Records excerpted from a collection:
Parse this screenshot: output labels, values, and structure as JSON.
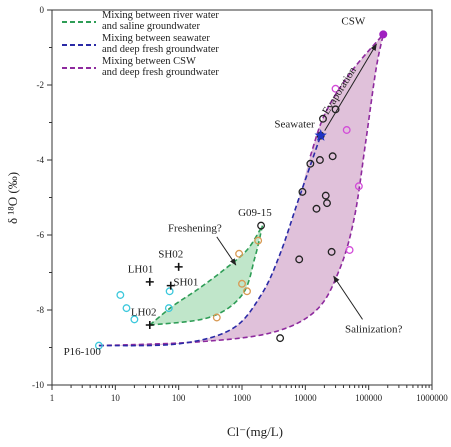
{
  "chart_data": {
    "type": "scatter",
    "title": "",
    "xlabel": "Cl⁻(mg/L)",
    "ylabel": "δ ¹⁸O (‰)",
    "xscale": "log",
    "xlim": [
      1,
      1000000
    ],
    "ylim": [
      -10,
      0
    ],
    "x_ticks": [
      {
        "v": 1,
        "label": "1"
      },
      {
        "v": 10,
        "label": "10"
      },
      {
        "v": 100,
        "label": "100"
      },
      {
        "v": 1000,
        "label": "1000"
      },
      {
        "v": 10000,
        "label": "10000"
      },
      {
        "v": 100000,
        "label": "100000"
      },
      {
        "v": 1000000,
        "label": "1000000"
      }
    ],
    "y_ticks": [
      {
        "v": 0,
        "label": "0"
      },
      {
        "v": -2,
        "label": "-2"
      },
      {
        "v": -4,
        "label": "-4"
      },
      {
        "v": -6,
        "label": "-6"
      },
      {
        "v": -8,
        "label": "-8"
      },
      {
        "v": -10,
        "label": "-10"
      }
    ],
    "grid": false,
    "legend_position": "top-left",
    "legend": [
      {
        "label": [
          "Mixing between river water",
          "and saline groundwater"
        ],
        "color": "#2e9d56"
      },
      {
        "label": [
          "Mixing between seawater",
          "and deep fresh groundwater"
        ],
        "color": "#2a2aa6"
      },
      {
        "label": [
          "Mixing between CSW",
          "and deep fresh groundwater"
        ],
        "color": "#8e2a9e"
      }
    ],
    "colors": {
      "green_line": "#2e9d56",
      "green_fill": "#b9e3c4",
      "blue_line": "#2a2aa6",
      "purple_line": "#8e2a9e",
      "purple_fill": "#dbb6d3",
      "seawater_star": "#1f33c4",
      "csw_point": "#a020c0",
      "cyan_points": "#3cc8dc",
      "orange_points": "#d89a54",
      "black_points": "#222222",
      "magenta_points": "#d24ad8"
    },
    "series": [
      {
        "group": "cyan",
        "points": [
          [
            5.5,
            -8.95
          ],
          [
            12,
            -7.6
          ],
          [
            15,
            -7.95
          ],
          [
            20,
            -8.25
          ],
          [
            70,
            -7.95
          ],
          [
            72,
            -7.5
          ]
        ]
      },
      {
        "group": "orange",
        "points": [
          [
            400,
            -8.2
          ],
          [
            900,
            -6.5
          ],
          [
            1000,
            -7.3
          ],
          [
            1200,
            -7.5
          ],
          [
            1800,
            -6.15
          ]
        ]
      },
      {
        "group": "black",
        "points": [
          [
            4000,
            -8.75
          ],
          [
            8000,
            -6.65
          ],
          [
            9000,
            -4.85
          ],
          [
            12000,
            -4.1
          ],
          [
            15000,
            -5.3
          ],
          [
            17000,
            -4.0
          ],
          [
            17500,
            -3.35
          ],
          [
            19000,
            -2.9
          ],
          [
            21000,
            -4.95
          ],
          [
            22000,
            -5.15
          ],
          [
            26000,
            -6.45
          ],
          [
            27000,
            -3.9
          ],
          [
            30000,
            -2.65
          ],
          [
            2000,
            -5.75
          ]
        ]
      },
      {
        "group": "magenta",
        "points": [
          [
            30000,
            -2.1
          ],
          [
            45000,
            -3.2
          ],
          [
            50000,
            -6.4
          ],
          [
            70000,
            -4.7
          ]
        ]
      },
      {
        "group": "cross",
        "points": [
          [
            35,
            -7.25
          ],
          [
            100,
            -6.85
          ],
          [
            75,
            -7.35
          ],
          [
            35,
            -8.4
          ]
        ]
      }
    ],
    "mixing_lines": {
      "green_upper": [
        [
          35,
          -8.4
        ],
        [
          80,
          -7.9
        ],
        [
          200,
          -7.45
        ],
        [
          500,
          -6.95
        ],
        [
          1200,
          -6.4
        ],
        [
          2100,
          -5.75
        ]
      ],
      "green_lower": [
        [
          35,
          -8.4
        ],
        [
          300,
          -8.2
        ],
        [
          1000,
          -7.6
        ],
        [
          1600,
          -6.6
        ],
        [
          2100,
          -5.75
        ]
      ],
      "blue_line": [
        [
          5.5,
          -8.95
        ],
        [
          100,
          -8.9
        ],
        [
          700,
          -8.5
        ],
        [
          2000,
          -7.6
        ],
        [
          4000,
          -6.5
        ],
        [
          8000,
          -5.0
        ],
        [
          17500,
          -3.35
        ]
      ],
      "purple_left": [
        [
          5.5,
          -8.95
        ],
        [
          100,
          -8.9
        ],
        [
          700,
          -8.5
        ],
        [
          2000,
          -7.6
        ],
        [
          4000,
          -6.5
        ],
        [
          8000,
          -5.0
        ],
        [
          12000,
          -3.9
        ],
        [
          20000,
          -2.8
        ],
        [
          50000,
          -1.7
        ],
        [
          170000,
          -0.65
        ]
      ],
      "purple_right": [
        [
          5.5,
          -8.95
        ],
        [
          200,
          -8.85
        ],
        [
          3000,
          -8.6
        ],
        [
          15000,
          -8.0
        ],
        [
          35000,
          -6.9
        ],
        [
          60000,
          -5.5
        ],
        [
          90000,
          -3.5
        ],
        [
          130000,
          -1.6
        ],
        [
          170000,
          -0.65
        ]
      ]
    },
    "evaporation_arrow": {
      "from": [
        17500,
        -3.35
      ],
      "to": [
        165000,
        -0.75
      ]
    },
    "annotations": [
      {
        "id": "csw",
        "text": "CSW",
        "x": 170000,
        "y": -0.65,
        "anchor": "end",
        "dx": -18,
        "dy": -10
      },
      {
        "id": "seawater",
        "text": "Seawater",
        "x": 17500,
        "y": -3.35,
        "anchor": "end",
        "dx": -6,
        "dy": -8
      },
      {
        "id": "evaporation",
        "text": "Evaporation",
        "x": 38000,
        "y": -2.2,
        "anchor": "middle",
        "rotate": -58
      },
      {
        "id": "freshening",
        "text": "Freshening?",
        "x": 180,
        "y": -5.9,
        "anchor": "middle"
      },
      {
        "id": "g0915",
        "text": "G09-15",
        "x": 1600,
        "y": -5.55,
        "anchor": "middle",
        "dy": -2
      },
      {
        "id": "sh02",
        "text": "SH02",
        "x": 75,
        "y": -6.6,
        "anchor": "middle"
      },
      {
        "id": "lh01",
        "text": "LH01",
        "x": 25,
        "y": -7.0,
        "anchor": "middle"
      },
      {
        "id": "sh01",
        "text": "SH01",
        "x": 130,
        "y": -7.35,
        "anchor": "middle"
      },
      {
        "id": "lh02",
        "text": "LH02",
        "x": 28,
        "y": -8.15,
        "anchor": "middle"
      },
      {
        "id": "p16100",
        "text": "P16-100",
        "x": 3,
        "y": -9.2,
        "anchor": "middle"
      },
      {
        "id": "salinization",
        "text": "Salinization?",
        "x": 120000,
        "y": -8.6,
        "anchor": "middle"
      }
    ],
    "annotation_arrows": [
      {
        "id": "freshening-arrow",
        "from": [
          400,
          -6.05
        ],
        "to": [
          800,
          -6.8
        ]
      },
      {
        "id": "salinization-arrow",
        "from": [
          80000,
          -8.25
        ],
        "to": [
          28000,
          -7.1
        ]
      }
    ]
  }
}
...
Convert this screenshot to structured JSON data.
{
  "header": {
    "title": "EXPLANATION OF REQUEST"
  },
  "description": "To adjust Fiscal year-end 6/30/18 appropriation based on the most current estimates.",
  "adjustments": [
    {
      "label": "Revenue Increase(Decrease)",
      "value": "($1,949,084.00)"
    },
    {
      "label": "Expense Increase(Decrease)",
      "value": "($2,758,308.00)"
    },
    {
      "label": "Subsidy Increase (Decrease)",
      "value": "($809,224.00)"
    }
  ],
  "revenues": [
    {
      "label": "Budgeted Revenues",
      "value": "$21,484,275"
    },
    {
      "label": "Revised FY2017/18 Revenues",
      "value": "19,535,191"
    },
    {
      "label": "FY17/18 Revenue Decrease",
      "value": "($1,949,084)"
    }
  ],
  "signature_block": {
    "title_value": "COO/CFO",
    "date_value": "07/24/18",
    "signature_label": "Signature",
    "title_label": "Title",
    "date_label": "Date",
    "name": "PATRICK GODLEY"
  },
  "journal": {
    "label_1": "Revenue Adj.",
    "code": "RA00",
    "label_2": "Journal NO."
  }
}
==
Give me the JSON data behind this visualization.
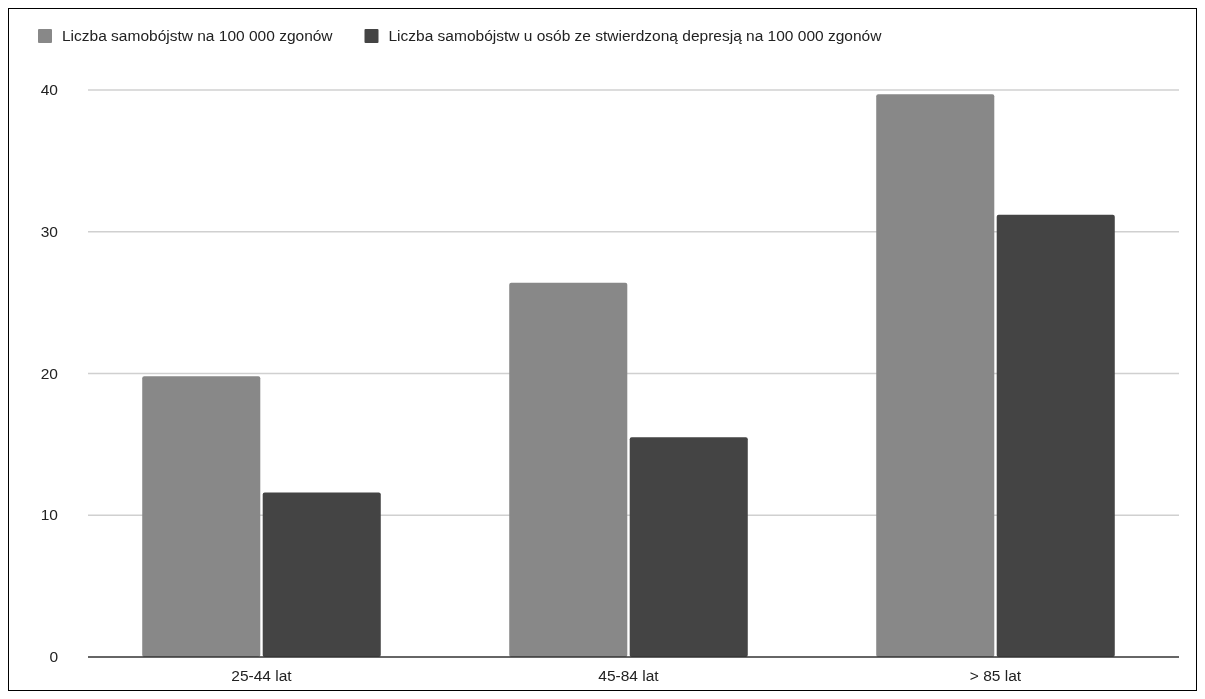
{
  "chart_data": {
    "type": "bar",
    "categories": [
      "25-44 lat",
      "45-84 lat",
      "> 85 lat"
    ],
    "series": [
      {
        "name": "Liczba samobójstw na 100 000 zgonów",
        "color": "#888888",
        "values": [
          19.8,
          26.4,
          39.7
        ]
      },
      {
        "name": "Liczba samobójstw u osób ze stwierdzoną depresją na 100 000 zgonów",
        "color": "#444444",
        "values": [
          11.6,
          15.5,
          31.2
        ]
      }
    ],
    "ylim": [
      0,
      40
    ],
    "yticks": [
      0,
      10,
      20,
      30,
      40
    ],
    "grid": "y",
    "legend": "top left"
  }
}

- INSTRUCTION:
Report how many lines of the listing hold the word "JSON", with nothing but the number.

- RESPONSE BELOW:
3